Stored entries
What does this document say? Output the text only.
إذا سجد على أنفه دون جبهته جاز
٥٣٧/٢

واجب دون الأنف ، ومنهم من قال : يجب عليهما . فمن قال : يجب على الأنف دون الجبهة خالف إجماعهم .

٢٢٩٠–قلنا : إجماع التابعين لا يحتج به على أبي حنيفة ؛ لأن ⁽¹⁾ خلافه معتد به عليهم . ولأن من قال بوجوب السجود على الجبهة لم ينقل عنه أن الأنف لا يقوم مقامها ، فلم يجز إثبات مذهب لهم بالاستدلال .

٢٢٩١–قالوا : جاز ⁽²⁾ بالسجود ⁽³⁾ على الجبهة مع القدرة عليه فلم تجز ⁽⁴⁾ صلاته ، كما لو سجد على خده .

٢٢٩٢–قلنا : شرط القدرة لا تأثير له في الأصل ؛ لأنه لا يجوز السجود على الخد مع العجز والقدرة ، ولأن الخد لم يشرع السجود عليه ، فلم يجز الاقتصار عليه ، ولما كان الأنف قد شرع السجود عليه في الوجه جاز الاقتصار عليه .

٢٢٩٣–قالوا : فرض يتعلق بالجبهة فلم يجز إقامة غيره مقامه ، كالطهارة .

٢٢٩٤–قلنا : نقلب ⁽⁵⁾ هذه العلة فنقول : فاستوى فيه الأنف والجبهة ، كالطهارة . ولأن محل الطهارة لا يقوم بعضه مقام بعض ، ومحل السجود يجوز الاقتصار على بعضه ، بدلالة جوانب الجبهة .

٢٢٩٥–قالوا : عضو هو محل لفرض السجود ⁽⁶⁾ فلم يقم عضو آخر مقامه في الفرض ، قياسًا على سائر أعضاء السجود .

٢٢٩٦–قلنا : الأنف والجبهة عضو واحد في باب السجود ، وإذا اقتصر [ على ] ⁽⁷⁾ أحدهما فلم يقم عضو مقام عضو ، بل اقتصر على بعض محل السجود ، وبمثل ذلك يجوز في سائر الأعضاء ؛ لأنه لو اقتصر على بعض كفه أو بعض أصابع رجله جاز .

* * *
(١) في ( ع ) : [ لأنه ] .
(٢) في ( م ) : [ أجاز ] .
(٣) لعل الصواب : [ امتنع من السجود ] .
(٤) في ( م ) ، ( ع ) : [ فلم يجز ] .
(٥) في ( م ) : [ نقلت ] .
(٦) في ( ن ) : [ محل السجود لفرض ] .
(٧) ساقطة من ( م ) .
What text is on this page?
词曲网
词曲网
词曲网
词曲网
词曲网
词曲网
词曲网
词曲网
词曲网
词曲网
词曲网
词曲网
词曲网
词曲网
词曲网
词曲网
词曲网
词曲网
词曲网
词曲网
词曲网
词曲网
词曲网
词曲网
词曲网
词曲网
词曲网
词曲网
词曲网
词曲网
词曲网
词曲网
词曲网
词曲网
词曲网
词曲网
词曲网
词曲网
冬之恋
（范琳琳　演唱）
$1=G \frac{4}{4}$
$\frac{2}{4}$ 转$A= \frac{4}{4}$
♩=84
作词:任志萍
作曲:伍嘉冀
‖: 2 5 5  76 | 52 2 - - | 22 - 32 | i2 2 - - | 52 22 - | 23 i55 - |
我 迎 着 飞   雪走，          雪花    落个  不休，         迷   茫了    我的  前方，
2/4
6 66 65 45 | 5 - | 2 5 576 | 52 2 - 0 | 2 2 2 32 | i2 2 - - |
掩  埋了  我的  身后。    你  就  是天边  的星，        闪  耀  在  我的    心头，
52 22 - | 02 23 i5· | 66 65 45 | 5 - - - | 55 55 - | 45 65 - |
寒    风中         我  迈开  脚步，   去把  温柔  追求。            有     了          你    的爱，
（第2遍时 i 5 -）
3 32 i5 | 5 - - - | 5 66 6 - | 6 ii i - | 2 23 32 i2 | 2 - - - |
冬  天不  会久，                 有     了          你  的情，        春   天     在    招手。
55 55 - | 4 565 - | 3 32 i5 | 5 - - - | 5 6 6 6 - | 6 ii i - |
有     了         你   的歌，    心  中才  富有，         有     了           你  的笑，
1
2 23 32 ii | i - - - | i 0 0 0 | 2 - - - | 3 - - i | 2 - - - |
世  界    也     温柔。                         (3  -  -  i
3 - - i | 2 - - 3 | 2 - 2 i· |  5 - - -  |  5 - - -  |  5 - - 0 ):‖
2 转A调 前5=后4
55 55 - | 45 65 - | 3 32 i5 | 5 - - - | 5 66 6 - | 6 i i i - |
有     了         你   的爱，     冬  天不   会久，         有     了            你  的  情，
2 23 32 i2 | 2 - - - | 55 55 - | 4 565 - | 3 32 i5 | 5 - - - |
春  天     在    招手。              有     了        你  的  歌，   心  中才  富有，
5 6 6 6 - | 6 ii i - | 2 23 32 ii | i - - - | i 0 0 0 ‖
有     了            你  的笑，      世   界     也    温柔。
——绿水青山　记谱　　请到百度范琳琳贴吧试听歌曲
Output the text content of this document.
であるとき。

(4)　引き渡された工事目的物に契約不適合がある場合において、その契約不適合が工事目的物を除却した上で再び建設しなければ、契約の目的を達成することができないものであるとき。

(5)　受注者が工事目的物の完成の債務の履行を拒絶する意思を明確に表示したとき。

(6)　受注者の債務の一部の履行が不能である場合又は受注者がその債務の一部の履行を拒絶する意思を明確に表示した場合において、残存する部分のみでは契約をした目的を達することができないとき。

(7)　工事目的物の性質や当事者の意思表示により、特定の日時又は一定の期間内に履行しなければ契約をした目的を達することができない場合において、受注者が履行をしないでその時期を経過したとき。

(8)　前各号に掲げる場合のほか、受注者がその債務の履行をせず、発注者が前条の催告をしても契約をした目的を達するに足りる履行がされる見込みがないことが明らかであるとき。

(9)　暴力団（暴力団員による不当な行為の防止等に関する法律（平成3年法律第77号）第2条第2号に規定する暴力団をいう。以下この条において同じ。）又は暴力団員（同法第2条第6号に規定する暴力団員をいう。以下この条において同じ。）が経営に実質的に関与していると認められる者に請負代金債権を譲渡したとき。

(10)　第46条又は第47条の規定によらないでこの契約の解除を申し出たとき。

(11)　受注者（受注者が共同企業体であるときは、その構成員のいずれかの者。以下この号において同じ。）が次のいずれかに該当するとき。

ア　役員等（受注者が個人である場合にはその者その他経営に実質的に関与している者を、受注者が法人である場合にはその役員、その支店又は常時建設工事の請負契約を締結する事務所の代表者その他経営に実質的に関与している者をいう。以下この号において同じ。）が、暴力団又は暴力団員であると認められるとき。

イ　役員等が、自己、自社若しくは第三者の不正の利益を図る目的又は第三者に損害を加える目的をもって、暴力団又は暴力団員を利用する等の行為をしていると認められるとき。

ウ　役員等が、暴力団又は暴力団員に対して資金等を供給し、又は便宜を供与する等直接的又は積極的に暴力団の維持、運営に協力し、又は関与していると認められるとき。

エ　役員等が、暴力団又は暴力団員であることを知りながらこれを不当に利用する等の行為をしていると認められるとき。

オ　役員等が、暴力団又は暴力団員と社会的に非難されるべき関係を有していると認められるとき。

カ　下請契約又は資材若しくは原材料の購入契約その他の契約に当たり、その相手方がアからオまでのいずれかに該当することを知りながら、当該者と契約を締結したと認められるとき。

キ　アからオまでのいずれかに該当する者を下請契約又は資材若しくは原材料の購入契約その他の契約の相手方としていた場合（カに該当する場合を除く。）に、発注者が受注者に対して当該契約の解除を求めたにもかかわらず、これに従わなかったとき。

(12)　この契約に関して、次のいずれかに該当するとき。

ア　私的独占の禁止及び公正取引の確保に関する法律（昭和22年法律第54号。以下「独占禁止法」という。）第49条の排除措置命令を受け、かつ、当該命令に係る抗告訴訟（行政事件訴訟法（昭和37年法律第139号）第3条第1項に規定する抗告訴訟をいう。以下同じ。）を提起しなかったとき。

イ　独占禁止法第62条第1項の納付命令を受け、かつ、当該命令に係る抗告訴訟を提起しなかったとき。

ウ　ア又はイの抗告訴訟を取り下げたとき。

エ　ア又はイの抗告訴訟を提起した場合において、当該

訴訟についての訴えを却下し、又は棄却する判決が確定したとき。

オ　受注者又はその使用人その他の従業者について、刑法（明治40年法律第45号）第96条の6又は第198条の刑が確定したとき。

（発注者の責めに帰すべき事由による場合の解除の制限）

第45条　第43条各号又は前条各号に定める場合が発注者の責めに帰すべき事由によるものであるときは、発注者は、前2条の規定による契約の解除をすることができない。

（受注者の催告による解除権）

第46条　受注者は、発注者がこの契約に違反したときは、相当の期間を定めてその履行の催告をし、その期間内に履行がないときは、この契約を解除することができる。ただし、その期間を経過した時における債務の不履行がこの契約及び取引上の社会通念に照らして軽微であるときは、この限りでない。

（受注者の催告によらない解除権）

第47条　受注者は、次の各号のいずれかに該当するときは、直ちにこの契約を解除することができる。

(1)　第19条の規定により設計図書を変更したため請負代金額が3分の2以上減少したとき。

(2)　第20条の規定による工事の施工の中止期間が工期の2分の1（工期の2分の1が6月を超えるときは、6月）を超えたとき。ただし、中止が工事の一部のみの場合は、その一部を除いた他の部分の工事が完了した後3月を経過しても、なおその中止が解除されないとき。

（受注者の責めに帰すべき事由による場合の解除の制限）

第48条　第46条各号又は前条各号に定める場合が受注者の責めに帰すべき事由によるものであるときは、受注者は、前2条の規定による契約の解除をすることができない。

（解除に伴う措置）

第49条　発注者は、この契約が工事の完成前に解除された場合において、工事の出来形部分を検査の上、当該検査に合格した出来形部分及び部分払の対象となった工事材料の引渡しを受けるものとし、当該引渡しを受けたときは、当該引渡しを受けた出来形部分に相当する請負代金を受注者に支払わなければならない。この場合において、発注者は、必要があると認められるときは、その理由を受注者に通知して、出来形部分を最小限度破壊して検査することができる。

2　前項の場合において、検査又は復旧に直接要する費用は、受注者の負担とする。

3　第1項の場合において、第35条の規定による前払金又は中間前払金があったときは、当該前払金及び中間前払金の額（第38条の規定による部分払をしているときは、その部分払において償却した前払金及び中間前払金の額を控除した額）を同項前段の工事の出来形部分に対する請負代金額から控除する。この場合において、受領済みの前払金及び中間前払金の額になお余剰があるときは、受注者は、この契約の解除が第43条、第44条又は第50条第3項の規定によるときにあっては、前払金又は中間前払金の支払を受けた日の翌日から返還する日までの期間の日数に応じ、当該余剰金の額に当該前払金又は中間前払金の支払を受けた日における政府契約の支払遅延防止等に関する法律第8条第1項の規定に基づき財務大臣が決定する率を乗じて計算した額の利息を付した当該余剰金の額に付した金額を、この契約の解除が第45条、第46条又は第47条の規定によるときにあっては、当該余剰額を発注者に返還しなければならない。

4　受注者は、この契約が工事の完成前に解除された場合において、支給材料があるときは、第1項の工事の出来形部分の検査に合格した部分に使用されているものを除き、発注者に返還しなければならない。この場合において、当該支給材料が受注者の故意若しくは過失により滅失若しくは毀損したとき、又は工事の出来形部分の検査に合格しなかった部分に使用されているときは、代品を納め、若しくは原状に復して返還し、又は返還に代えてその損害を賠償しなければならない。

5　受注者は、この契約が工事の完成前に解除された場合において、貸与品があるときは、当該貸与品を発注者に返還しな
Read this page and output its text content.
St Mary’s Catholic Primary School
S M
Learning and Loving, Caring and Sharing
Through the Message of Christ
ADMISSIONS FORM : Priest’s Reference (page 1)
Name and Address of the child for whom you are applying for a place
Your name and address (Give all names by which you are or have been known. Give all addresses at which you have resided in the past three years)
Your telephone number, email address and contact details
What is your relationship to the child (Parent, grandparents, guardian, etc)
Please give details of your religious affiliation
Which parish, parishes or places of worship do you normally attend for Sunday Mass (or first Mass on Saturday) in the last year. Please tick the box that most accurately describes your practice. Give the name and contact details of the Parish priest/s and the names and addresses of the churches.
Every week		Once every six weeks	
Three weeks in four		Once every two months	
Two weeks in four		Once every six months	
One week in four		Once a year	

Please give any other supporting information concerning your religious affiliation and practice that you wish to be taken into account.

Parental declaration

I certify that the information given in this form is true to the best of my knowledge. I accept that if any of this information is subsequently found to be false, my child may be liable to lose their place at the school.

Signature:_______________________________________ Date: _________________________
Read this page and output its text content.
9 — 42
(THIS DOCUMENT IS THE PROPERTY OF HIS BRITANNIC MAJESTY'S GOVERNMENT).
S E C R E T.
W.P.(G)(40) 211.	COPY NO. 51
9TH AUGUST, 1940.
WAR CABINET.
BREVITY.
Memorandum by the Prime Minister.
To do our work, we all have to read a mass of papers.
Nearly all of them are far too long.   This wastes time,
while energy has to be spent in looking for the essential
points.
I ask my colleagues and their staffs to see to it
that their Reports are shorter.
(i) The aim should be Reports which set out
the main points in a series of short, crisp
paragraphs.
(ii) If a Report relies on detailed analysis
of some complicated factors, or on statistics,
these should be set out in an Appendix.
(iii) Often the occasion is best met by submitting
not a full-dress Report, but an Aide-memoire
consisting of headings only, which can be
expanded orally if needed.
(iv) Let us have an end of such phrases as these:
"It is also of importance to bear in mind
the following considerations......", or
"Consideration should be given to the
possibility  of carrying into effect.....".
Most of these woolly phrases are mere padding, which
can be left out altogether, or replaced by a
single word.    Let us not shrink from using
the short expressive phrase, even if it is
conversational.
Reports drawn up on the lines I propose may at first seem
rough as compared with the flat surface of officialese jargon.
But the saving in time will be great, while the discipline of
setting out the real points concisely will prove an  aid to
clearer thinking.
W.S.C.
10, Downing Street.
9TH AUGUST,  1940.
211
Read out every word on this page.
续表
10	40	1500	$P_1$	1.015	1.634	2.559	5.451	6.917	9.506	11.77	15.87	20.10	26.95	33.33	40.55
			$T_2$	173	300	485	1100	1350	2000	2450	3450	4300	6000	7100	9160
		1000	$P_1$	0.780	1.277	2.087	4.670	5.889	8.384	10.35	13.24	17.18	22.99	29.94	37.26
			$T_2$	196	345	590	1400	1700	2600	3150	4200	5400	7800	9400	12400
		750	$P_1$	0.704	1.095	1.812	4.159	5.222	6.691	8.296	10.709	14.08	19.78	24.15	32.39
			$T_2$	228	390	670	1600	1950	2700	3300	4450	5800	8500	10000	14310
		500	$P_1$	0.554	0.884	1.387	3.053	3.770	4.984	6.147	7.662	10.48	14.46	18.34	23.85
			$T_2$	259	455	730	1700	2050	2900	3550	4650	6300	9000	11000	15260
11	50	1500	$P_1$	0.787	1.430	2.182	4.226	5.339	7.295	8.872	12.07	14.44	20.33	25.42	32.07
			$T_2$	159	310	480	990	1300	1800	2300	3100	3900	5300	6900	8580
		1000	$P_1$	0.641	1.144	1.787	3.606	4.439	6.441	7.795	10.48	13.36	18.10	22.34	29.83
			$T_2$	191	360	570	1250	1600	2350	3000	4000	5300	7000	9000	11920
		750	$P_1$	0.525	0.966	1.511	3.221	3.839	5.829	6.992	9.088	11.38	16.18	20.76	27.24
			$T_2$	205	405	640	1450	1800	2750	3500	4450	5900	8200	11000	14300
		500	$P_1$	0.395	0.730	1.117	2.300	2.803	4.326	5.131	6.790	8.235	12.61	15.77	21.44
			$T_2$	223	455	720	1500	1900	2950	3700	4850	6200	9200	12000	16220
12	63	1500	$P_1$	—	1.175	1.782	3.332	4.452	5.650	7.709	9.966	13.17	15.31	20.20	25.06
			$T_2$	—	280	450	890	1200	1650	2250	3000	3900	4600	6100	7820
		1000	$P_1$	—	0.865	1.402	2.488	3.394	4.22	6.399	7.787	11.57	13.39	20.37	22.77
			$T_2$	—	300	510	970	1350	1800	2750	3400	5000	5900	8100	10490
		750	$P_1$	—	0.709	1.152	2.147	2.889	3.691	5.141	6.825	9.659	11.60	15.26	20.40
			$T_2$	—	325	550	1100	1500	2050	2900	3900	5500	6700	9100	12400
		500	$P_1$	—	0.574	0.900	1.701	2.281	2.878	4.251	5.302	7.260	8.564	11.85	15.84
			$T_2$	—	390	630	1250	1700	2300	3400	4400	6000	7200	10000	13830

Directions:
Which lines above contain "into"? Show each of them.

Written answer:
Please give any other supporting information concerning your religious affiliation and practice that you wish to be taken into account.
possibility  of carrying into effect.....".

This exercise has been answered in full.